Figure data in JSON
[Start]

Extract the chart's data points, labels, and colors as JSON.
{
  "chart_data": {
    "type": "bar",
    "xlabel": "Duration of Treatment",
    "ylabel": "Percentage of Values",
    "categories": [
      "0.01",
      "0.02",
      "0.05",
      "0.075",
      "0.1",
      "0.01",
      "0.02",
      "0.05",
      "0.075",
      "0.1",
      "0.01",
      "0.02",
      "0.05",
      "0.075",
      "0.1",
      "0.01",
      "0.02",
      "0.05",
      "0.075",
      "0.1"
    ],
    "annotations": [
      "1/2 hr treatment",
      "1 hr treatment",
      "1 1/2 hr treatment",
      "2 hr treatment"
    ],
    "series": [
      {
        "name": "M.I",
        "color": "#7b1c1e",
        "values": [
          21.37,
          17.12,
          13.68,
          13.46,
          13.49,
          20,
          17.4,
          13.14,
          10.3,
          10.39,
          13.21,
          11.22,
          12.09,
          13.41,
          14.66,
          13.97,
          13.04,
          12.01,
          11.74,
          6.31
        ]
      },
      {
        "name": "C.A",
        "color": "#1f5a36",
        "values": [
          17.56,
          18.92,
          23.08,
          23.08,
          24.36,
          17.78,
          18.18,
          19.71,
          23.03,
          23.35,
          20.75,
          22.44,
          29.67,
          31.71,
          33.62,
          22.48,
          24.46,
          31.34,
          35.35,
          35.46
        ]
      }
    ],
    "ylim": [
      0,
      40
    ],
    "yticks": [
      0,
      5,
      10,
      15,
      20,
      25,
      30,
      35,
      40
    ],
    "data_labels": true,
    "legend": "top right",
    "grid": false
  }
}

[End]

* _Instructions for the task_: Return the entries above exactly, each one complete.

* _Solution below_:
Extract the chart's data points, labels, and colors as JSON.
{
  "chart_data": {
    "type": "bar",
    "xlabel": "Duration of Treatment",
    "ylabel": "Percentage of Values",
    "categories": [
      "0.01",
      "0.02",
      "0.05",
      "0.075",
      "0.1",
      "0.01",
      "0.02",
      "0.05",
      "0.075",
      "0.1",
      "0.01",
      "0.02",
      "0.05",
      "0.075",
      "0.1",
      "0.01",
      "0.02",
      "0.05",
      "0.075",
      "0.1"
    ],
    "annotations": [
      "1/2 hr treatment",
      "1 hr treatment",
      "1 1/2 hr treatment",
      "2 hr treatment"
    ],
    "series": [
      {
        "name": "M.I",
        "color": "#7b1c1e",
        "values": [
          21.37,
          17.12,
          13.68,
          13.46,
          13.49,
          20,
          17.4,
          13.14,
          10.3,
          10.39,
          13.21,
          11.22,
          12.09,
          13.41,
          14.66,
          13.97,
          13.04,
          12.01,
          11.74,
          6.31
        ]
      },
      {
        "name": "C.A",
        "color": "#1f5a36",
        "values": [
          17.56,
          18.92,
          23.08,
          23.08,
          24.36,
          17.78,
          18.18,
          19.71,
          23.03,
          23.35,
          20.75,
          22.44,
          29.67,
          31.71,
          33.62,
          22.48,
          24.46,
          31.34,
          35.35,
          35.46
        ]
      }
    ],
    "ylim": [
      0,
      40
    ],
    "yticks": [
      0,
      5,
      10,
      15,
      20,
      25,
      30,
      35,
      40
    ],
    "data_labels": true,
    "legend": "top right",
    "grid": false
  }
}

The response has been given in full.